● PROBLEM DETAILS
From the listing below, pull out every line where the string "optimize" appears.

● EXERCISE MATERIALS
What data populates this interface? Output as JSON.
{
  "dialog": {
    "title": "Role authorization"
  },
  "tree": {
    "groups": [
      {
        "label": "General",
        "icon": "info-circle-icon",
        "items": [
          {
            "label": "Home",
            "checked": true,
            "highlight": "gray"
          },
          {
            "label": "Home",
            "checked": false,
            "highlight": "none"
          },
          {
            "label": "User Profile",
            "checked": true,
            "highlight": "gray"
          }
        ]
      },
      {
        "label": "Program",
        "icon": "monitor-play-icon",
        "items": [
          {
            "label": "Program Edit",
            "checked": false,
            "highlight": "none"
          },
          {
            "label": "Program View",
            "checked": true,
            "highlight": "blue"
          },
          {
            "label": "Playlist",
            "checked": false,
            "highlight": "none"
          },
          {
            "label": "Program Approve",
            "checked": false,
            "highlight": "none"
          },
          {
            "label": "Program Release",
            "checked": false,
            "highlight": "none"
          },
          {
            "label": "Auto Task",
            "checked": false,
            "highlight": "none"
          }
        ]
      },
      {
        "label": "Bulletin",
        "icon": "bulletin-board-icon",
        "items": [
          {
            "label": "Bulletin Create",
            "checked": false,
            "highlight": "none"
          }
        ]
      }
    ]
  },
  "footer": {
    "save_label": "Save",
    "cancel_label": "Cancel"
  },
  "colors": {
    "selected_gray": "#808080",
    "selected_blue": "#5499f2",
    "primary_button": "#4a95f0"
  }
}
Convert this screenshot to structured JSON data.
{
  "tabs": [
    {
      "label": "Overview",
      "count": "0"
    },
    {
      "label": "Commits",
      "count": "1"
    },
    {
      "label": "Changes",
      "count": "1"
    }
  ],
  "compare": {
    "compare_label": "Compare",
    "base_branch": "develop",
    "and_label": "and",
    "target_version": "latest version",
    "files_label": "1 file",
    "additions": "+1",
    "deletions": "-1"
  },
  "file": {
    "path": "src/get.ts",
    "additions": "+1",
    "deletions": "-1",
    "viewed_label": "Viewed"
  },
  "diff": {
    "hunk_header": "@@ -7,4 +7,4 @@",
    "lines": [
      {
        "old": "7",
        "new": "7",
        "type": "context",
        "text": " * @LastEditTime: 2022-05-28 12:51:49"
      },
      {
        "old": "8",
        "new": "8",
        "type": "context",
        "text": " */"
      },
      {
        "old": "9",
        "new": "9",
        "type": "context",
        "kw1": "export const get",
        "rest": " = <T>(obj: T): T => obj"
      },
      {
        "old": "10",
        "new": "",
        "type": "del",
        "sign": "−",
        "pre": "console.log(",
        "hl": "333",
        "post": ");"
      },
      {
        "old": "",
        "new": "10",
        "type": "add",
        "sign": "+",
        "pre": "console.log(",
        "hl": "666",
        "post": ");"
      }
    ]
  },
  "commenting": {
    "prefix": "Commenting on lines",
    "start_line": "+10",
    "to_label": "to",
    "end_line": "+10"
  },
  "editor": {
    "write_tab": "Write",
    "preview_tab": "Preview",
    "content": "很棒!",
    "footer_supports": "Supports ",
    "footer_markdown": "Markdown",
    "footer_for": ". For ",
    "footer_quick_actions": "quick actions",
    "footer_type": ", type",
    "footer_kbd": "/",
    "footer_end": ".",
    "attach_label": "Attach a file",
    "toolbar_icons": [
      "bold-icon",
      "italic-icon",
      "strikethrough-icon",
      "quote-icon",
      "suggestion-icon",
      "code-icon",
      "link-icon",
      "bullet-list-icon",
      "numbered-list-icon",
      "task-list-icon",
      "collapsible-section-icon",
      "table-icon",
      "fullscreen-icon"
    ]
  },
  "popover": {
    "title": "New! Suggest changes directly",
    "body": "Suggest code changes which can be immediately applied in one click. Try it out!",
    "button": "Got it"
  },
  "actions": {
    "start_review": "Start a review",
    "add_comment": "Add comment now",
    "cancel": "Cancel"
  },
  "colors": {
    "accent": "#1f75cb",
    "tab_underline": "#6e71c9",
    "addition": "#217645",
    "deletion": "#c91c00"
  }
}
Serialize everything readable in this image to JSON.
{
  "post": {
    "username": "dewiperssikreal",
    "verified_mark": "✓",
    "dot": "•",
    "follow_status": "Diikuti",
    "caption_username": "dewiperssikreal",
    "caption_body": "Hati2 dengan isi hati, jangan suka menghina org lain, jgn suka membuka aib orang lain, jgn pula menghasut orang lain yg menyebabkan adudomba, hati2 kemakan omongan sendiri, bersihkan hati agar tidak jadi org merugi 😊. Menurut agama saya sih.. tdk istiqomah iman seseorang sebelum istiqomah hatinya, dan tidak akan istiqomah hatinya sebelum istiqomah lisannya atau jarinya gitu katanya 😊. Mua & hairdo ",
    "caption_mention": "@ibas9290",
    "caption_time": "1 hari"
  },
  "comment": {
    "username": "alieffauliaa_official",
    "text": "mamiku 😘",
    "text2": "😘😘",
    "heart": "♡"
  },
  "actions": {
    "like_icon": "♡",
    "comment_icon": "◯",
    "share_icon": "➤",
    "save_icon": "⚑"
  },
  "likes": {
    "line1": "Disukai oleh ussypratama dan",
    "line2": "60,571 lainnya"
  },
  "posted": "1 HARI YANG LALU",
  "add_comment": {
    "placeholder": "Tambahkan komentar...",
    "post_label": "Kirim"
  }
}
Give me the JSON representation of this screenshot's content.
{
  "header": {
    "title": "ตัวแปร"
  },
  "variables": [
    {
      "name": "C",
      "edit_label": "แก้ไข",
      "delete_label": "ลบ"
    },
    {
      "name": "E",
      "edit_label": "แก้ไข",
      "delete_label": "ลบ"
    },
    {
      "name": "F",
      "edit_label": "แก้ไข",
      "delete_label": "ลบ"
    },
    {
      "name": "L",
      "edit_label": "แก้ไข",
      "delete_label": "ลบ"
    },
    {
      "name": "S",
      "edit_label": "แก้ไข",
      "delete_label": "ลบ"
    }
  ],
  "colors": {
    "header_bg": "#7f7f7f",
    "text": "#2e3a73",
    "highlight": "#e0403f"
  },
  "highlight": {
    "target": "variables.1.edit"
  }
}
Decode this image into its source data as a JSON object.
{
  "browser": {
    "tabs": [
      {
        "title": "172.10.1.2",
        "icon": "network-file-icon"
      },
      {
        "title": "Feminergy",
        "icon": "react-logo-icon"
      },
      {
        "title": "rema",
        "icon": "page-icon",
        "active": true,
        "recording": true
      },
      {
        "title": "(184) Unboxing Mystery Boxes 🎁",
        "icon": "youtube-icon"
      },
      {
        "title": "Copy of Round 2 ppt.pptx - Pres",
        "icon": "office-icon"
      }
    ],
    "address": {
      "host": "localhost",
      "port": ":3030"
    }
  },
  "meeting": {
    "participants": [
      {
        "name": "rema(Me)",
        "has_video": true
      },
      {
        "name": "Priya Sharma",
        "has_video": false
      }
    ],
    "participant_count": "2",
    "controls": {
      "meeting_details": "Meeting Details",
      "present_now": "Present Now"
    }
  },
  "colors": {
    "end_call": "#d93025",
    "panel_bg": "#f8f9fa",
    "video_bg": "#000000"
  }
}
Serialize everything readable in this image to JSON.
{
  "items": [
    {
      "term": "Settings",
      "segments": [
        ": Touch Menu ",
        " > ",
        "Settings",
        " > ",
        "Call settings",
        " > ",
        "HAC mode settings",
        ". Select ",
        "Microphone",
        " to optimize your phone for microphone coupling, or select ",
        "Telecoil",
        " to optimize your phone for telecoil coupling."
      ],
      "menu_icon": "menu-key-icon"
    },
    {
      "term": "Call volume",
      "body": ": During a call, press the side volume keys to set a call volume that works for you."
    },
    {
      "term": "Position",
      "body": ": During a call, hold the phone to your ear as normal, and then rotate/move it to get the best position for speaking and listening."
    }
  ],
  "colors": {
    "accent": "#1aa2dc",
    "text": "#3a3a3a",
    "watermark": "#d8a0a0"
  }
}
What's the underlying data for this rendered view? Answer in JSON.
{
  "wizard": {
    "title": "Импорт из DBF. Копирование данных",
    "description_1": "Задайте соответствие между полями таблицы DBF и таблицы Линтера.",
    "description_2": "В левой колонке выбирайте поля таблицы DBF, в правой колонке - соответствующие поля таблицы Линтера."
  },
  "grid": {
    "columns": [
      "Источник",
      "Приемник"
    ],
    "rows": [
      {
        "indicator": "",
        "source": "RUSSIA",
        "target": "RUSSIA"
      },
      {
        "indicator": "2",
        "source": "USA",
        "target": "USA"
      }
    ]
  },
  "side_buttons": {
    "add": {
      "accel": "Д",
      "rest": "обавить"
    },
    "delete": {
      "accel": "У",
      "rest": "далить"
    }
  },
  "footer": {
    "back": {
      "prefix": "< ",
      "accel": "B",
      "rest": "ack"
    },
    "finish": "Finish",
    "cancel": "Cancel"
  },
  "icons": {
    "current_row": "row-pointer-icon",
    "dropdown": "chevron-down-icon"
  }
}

● SOLUTION FOR THIS TASK
        " to optimize your phone for microphone coupling, or select ",
        " to optimize your phone for telecoil coupling."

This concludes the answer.